• Action item:
Decide whether each of these statements agrees with the text on San Diego's medical marijuana ID ordinance, and for each answer yes or no and quote the deciding words. 1. The council approved the ordinance by a 6-3 vote. 2. Caregivers may grow up to 48 plants for as many as six patients. 3. The ordinance allows marijuana to be grown outdoors as long as the area is locked.

• Text provided:
•••••

San Diego City Council Approves Ordinance To Provide IDs to Marijuana Patients
The San Diego City Council yesterday voted 6-3 to approve an ordinance that would provide identification cards to adults who use marijuana for medical purposes in an effort to protect them from arrest by city police, the San Diego Union-Tribune reports. The vote establishes the ID program ordinance and formally makes law guidelines governing the use of medical marijuana that the council adopted in February. The guidelines would allow people with the approval of a San Diego physician to keep as much as one pound of marijuana and grow 24 plants; caregivers could store as much as two pounds of marijuana and grow as many as 48 marijuana plants for up to four patients. The measure, however, bans smoking marijuana in public and outdoor cultivation of the plant, and it requires that the structure in which plants are grown be locked. The ordinance calls on police to detain bearers of the card only long enough to verify his or her status with the issuing agency and to not confiscate their marijuana provided that the amount and conditions of its use are within the ordinance's limits. The cards will include the bearer's photograph, an expiration date, a serial number and the phone number of the not-for-profit organization -- which has yet to be named -- that will administer the program. Both the guidelines and the ID-card program are under a two-year trial period after which the council will take a final vote to enact the ordinance.

•••••

• Given information:
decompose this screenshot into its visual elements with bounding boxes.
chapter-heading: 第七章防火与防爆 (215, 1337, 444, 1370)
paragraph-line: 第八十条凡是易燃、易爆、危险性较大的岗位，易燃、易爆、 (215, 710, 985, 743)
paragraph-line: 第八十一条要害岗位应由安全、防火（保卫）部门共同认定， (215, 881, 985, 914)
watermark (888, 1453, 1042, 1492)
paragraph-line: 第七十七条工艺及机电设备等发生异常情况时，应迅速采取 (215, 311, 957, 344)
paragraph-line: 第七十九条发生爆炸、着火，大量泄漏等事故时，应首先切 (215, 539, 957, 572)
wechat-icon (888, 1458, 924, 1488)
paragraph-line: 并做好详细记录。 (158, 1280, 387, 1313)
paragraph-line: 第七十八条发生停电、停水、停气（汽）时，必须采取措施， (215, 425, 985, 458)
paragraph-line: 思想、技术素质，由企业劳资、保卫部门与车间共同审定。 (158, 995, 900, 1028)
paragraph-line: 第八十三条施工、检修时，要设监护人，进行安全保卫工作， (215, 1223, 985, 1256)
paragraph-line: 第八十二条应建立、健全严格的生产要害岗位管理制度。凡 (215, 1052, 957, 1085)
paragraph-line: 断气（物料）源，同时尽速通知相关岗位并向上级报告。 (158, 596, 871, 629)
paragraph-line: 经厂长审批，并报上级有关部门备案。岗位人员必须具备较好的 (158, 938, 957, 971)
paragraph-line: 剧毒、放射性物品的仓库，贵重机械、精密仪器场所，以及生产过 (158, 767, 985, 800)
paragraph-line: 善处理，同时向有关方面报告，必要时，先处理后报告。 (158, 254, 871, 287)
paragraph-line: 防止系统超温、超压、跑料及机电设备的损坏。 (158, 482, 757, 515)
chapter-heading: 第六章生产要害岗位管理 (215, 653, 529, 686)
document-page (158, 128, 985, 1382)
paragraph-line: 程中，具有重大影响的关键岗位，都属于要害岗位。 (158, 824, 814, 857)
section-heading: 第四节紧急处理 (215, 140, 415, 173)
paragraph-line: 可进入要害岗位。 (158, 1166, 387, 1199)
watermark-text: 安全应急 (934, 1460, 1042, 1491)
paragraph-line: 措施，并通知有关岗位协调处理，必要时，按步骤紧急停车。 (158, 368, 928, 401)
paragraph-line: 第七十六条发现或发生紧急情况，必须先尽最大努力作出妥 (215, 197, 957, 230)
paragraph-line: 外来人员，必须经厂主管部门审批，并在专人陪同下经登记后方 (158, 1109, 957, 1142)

•••••

• Task output:
1. Yes: "The San Diego City Council yesterday voted 6-3 to approve an ordinance"
2. No: "grow as many as 48 marijuana plants for up to four patients"
3. No: "bans smoking marijuana in public and outdoor cultivation of the plant"